— Given information —
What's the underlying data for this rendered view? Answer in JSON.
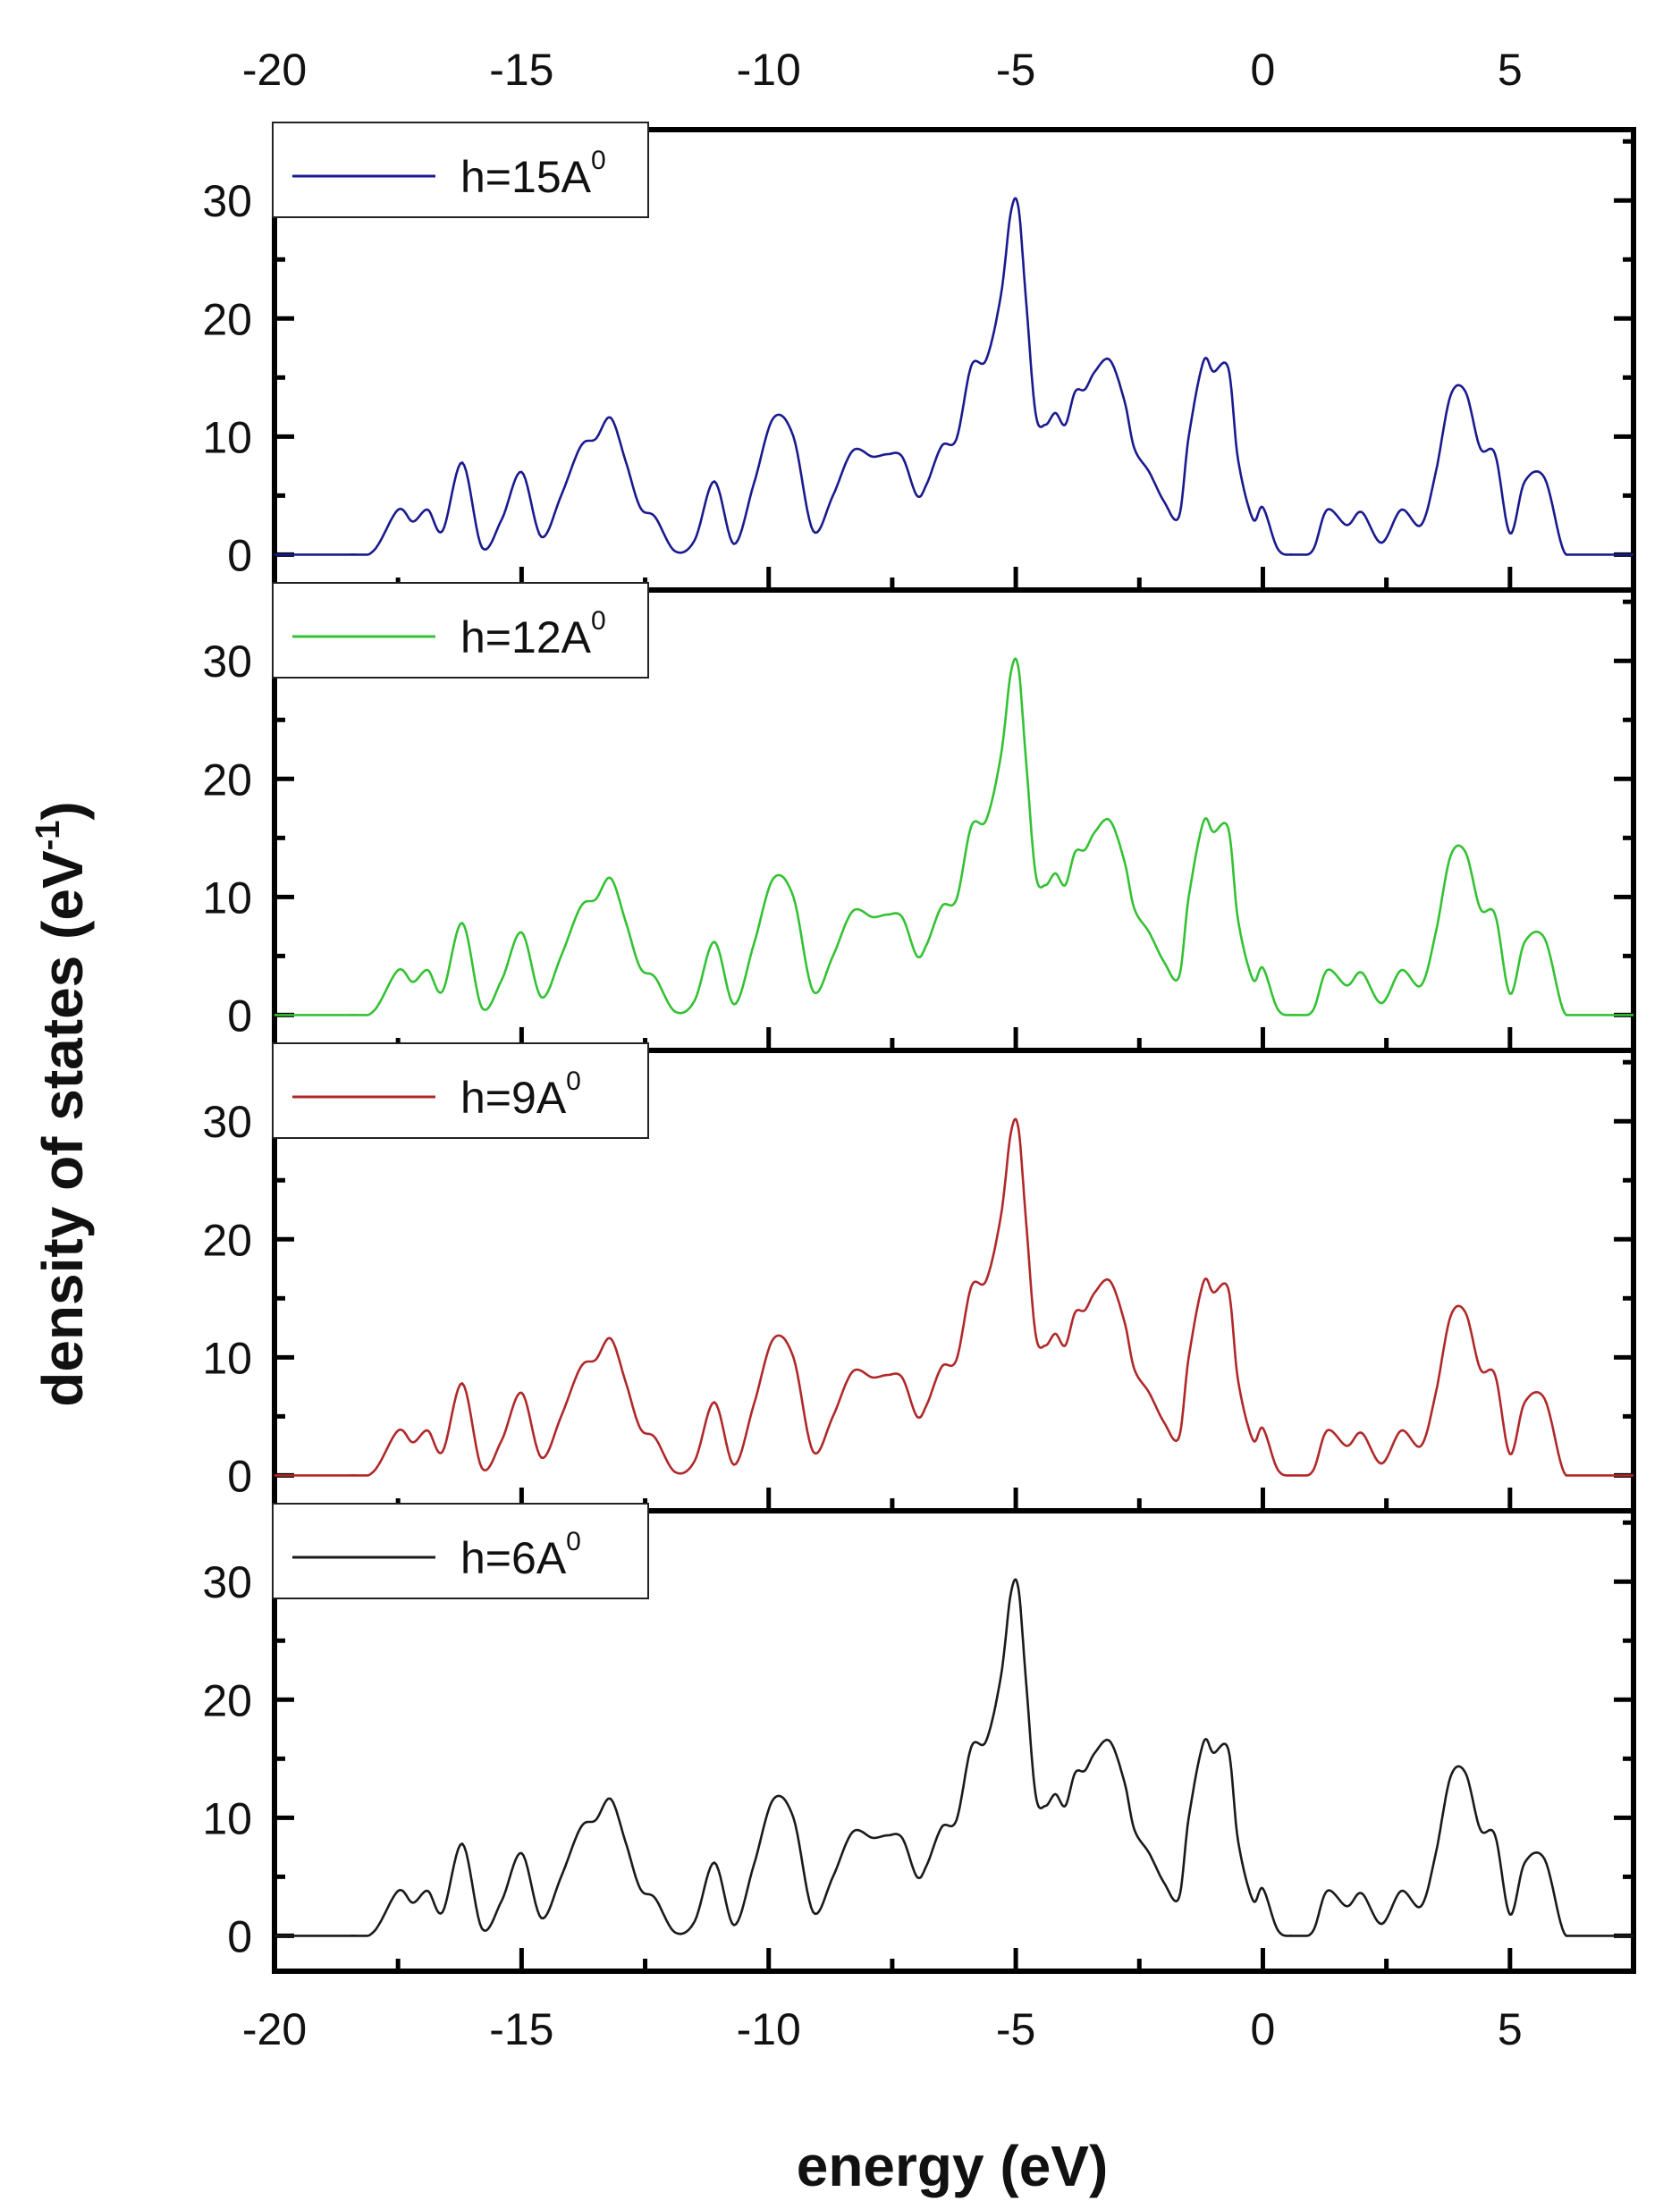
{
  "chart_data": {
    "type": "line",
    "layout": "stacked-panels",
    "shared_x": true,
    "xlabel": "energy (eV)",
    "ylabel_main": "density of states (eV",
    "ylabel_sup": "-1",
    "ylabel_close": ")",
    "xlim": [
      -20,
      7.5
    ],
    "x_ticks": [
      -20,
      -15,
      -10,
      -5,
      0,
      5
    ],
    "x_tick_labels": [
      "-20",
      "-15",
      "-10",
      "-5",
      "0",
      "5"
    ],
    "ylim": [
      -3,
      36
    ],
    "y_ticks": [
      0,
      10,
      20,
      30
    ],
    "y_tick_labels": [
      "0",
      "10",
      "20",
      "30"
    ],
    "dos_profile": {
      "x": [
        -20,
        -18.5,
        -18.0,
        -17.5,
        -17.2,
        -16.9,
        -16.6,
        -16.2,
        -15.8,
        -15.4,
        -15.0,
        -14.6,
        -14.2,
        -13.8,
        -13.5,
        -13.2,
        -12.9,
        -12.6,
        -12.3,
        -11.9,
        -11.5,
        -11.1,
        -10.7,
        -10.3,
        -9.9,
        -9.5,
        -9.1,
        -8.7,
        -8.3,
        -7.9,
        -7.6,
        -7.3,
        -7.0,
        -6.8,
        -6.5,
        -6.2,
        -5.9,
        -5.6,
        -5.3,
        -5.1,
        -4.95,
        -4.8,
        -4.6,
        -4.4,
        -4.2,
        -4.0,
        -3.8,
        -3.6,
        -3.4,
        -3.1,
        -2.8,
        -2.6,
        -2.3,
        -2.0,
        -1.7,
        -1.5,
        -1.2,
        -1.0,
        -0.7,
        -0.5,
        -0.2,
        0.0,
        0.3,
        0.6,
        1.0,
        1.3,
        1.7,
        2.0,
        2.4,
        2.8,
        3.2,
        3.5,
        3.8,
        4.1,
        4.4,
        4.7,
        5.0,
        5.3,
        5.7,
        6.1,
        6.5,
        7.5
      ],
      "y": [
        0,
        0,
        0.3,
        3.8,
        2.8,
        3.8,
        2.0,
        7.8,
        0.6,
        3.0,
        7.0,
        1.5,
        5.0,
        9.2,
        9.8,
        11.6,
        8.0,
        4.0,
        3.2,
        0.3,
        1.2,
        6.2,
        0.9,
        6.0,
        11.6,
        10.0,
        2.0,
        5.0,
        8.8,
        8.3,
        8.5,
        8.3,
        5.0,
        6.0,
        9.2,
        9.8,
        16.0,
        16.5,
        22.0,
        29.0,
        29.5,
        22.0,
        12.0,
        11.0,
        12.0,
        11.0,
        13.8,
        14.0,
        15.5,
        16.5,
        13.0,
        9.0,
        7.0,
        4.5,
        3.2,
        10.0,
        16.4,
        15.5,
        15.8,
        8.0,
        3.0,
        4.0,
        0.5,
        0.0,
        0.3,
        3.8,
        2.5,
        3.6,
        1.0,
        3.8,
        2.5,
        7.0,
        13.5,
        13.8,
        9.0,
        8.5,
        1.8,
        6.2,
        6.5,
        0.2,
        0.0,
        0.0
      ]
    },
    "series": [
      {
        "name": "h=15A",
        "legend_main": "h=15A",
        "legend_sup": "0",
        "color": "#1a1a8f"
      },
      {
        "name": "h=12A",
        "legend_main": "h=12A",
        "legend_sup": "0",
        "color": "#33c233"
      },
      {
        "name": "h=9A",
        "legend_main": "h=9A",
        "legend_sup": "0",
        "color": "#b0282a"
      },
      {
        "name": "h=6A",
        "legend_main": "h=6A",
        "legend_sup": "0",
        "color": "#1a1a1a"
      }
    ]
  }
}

...

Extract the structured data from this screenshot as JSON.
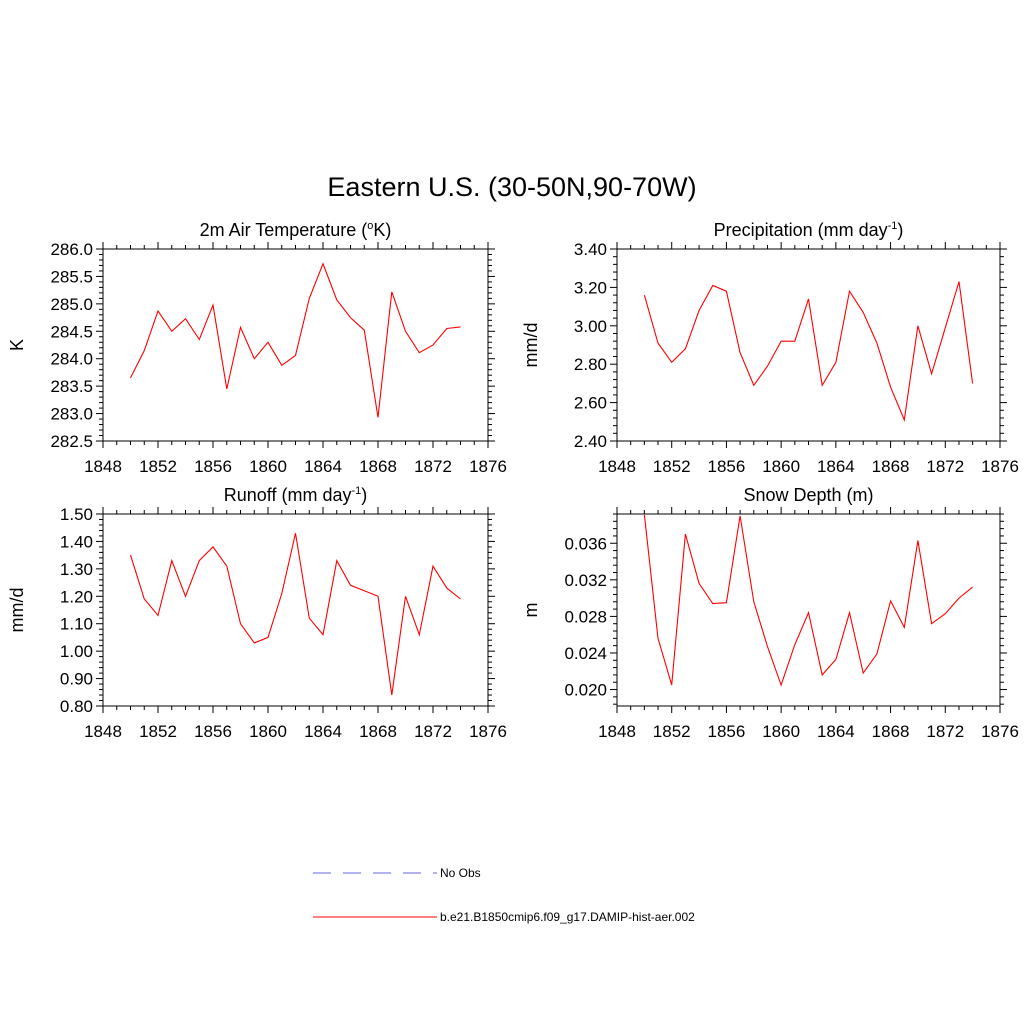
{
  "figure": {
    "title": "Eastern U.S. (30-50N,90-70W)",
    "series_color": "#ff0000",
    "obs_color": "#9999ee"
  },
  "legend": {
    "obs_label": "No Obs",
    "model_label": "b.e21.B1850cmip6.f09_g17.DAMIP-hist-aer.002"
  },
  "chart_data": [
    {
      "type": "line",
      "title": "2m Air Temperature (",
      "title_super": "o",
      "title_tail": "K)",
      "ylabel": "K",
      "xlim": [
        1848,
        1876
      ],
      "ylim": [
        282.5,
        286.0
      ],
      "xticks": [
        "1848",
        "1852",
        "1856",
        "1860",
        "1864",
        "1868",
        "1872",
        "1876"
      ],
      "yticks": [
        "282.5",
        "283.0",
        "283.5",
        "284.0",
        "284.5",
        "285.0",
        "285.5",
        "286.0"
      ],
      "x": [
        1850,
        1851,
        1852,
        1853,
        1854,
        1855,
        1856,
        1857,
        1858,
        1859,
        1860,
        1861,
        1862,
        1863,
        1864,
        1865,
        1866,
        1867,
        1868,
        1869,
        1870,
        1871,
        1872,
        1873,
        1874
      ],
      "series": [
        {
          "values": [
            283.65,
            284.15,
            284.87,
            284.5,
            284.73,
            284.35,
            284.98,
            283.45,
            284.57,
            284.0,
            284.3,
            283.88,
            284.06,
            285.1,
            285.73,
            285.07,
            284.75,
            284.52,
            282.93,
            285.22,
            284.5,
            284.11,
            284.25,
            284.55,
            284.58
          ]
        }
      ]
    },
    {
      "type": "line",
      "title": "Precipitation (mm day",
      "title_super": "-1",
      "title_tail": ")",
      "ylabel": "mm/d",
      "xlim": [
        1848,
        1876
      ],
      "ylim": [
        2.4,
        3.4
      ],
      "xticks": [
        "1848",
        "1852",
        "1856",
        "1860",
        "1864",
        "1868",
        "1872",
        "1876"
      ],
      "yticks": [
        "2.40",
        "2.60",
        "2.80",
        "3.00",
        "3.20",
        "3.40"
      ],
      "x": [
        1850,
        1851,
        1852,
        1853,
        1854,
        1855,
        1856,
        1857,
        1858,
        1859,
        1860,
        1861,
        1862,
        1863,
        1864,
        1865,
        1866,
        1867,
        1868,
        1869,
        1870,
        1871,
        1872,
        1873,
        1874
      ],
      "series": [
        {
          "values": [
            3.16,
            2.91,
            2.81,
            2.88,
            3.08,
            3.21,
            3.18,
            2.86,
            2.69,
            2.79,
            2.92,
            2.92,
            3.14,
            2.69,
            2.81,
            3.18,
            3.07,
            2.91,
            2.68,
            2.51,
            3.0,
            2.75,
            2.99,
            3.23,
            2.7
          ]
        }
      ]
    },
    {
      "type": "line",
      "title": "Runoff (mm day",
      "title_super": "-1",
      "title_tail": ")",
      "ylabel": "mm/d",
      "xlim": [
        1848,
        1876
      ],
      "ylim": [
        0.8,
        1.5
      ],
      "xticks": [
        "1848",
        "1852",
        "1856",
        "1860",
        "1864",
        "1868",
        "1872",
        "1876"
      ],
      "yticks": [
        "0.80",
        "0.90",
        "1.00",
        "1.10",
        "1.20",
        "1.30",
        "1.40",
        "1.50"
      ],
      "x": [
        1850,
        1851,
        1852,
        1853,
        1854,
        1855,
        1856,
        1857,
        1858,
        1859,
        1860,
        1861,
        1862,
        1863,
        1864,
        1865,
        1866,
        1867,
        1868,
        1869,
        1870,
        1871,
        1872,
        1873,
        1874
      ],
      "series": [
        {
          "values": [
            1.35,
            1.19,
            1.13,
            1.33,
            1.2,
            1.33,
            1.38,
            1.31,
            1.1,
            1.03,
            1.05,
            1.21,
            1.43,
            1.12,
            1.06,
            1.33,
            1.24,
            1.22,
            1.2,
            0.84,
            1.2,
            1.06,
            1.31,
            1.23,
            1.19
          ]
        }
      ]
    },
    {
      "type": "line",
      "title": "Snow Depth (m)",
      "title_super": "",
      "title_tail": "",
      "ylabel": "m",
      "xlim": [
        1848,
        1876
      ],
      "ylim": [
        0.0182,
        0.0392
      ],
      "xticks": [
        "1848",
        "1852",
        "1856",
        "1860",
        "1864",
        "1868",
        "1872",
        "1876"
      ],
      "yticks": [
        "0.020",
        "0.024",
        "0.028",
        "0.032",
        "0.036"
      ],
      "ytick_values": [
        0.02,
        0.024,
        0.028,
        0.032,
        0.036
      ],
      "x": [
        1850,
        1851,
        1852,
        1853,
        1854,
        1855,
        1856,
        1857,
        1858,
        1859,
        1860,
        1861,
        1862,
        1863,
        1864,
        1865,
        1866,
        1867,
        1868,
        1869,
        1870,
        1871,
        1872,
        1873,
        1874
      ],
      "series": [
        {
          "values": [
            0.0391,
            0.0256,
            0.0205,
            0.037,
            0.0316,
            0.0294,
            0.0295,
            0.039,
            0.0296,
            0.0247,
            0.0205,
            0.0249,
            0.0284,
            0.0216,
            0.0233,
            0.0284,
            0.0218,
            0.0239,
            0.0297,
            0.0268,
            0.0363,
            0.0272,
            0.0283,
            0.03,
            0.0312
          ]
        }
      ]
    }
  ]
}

— Work required —
Copy every line of the records above that holds the word "JSON".

— Problem solution —
What's the underlying data for this rendered view? Answer in JSON.
Extract the structured data from this screenshot as JSON.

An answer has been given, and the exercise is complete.